> _What is expected_: Taking the lines below one at a time, count those with the string "cycling" and give the result alone.

___ Given records ___

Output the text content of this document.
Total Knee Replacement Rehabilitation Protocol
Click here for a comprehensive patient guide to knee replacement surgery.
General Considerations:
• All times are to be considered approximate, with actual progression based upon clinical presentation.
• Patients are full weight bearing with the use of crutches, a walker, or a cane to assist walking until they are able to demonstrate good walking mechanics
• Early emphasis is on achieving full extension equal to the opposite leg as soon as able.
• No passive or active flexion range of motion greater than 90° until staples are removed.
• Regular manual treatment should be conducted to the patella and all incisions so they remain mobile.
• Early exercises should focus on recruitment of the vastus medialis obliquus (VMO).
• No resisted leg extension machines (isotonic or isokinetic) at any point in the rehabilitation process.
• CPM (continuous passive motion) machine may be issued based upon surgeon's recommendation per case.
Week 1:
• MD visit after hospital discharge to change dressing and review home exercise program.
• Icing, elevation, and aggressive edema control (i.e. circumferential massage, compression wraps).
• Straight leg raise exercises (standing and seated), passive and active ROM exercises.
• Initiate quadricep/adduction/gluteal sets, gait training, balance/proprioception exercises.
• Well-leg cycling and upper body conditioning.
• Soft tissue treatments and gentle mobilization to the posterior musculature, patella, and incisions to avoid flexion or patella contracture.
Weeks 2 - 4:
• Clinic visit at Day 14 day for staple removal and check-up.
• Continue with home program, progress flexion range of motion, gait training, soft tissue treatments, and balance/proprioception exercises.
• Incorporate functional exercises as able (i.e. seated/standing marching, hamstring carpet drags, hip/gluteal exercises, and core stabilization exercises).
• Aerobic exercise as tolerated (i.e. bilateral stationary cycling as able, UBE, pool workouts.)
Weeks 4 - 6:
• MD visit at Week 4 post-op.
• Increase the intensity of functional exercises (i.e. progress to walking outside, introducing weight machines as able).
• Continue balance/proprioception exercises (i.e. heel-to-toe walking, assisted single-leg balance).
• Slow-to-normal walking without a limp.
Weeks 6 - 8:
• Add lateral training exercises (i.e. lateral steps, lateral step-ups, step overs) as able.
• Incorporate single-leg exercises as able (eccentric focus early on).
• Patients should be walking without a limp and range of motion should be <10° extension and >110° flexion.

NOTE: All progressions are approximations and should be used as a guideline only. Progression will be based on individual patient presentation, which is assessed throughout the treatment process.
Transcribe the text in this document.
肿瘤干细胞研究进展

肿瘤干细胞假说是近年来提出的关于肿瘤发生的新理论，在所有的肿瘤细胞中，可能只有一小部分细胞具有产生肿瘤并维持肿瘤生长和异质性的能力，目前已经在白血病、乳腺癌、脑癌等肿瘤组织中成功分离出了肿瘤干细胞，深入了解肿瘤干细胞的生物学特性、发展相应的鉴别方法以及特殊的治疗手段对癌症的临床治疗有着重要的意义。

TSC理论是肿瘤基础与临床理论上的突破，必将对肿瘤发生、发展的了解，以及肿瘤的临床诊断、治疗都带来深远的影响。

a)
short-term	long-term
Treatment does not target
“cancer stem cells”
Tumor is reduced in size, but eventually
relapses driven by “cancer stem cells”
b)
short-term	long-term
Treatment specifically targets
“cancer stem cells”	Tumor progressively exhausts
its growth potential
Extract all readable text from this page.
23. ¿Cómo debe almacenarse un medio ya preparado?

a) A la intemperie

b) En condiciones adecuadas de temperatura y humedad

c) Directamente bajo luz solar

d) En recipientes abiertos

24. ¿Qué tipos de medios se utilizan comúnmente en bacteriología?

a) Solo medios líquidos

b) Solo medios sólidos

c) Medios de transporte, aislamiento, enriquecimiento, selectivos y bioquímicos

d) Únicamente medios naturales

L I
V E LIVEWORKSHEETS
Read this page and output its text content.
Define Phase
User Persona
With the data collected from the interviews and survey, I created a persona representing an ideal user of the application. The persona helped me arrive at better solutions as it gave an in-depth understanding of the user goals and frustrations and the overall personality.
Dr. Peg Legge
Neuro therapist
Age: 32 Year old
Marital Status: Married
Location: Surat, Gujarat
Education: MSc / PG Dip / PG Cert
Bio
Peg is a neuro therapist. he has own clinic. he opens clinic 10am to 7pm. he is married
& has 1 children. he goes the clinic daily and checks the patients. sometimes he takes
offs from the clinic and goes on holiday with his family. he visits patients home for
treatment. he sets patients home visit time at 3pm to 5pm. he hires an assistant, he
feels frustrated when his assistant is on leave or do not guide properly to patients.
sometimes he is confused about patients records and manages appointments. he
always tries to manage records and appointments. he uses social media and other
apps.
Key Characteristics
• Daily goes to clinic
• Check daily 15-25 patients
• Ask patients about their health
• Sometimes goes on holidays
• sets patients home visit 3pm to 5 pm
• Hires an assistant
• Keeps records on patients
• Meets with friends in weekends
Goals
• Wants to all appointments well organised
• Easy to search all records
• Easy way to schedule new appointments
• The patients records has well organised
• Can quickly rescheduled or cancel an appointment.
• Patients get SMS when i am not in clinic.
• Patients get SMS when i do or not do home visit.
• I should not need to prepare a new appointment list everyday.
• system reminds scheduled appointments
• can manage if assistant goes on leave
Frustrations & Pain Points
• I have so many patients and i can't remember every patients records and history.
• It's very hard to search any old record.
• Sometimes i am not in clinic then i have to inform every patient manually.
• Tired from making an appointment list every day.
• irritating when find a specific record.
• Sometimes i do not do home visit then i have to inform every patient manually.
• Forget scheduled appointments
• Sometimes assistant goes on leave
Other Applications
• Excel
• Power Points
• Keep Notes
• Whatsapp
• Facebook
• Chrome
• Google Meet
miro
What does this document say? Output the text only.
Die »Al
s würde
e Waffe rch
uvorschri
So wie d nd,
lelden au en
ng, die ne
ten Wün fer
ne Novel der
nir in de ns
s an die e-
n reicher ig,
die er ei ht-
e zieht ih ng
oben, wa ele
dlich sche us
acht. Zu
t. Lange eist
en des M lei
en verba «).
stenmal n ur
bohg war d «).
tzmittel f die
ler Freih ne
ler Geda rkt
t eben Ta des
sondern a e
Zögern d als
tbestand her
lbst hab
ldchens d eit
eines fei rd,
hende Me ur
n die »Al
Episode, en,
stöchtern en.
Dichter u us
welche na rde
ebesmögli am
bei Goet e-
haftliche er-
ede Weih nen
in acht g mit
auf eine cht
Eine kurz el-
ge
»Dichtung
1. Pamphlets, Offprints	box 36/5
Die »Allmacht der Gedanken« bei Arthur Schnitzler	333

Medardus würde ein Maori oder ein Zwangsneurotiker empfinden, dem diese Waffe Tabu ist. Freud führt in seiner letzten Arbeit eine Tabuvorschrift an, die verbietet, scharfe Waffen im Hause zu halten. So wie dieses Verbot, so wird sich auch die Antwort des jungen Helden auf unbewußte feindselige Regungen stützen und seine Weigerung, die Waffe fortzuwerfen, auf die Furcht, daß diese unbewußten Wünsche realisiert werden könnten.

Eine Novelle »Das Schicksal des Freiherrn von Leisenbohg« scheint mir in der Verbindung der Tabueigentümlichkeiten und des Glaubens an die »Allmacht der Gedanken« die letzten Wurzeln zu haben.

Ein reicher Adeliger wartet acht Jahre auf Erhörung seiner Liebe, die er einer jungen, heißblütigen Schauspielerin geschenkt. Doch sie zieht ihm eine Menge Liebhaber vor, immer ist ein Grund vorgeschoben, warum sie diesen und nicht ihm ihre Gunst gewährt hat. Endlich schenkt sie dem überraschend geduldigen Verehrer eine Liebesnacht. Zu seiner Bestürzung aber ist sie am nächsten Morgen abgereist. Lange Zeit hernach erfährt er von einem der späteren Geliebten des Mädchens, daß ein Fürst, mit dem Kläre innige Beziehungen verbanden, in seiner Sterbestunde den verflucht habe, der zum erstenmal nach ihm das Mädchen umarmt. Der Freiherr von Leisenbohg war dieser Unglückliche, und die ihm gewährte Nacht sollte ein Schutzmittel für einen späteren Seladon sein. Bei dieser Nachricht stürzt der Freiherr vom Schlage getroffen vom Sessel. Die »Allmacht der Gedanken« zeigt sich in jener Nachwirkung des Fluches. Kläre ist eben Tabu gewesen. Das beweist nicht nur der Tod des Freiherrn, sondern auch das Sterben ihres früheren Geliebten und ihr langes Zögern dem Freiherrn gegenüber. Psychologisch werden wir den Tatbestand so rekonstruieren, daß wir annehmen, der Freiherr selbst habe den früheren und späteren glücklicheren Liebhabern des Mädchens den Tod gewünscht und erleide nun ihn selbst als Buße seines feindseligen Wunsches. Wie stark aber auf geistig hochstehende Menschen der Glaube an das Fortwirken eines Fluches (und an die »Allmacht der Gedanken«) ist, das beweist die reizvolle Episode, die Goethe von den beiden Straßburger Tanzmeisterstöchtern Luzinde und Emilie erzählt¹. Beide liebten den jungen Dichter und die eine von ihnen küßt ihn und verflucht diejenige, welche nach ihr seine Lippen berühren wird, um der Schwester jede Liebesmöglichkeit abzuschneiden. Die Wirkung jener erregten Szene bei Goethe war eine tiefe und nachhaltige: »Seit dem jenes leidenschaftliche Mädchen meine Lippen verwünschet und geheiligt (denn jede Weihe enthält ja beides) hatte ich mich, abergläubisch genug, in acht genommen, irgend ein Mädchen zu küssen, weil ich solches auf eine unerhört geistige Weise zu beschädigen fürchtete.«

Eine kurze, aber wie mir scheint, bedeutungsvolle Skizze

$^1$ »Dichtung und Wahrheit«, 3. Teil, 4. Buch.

___

> _Exercise response_: 2